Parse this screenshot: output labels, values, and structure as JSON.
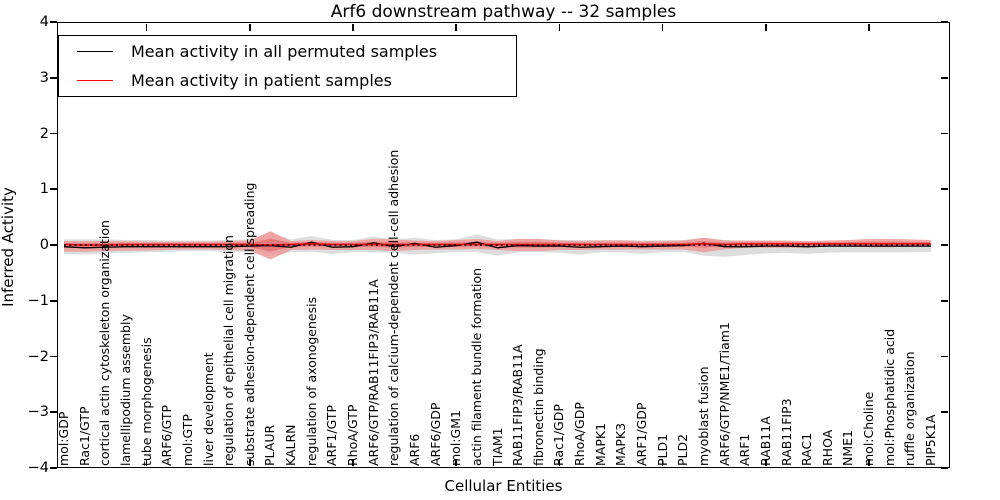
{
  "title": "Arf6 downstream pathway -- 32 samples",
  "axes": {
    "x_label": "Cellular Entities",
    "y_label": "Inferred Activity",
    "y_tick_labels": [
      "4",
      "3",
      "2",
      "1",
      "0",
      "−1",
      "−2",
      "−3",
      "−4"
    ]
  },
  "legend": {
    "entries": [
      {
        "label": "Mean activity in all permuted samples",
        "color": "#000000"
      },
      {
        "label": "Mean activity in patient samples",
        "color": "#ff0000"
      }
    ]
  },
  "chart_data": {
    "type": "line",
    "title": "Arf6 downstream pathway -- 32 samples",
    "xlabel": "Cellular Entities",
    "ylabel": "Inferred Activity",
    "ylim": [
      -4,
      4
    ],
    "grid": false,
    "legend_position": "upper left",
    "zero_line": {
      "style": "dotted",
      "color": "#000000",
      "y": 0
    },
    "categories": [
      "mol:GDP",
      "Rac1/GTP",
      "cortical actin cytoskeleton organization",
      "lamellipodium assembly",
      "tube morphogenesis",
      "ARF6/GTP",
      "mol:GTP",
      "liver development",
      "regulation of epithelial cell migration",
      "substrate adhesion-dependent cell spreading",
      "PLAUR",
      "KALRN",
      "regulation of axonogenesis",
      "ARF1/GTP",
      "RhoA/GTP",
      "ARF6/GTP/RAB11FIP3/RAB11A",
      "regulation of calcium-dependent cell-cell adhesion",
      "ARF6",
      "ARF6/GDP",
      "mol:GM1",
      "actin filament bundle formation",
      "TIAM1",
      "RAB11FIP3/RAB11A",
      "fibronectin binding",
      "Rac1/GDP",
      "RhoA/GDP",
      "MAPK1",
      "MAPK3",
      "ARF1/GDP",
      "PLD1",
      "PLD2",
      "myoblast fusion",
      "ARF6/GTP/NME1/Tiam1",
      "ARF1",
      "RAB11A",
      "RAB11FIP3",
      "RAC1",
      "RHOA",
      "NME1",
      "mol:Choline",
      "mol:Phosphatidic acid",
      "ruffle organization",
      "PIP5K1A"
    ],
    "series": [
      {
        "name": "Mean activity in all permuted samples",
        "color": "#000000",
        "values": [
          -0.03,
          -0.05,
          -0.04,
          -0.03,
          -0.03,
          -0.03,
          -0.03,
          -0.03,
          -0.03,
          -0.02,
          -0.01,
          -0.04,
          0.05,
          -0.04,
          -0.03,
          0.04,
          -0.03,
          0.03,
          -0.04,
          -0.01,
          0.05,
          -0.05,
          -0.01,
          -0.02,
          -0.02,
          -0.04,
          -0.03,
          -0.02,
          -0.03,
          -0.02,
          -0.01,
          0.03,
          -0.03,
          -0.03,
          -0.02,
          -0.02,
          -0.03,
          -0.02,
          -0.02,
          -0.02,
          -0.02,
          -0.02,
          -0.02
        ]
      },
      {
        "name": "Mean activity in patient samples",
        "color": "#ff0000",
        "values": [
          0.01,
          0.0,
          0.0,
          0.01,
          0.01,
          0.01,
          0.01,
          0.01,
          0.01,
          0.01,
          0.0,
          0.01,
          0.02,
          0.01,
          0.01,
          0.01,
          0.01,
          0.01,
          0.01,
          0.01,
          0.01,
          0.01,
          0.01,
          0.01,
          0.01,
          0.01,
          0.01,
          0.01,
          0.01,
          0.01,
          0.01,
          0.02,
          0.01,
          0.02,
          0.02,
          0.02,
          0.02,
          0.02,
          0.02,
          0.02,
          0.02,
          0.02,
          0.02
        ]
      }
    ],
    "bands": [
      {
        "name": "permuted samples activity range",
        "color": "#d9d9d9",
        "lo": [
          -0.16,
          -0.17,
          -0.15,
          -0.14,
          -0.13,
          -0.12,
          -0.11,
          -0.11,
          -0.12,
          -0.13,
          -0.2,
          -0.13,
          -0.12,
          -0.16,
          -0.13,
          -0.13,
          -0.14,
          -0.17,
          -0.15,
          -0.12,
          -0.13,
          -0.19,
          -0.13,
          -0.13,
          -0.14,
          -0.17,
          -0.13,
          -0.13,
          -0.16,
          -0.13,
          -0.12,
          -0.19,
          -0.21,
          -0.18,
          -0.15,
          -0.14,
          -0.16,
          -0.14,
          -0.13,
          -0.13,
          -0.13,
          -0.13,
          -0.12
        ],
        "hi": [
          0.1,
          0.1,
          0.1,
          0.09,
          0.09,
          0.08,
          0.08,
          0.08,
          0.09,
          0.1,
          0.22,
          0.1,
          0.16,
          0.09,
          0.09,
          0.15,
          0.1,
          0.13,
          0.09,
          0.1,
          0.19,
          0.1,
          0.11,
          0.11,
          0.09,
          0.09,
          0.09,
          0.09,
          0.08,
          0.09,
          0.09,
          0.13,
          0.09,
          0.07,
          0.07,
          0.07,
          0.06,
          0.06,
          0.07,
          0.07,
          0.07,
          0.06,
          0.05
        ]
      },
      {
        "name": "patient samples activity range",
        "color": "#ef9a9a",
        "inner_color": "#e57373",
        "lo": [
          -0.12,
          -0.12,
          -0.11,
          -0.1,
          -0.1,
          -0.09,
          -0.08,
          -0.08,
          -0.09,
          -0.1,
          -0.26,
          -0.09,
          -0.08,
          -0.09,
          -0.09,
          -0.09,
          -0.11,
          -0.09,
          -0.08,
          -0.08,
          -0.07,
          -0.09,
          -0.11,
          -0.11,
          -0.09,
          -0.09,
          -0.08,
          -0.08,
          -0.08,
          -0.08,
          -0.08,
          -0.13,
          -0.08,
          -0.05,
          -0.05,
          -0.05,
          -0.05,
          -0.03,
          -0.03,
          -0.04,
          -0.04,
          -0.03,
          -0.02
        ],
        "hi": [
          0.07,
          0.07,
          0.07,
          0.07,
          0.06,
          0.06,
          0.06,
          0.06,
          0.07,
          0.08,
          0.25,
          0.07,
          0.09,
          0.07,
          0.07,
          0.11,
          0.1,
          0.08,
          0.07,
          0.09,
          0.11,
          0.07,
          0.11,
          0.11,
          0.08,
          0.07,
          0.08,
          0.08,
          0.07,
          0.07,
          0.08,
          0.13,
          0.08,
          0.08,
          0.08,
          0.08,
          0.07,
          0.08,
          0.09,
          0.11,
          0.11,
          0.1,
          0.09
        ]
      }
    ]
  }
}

- [Assigned task]: Copy every line of the data where "Mean" is found.

- [Solution]:
        "label": "Mean activity in all permuted samples",
        "label": "Mean activity in patient samples",
        "name": "Mean activity in all permuted samples",
        "name": "Mean activity in patient samples",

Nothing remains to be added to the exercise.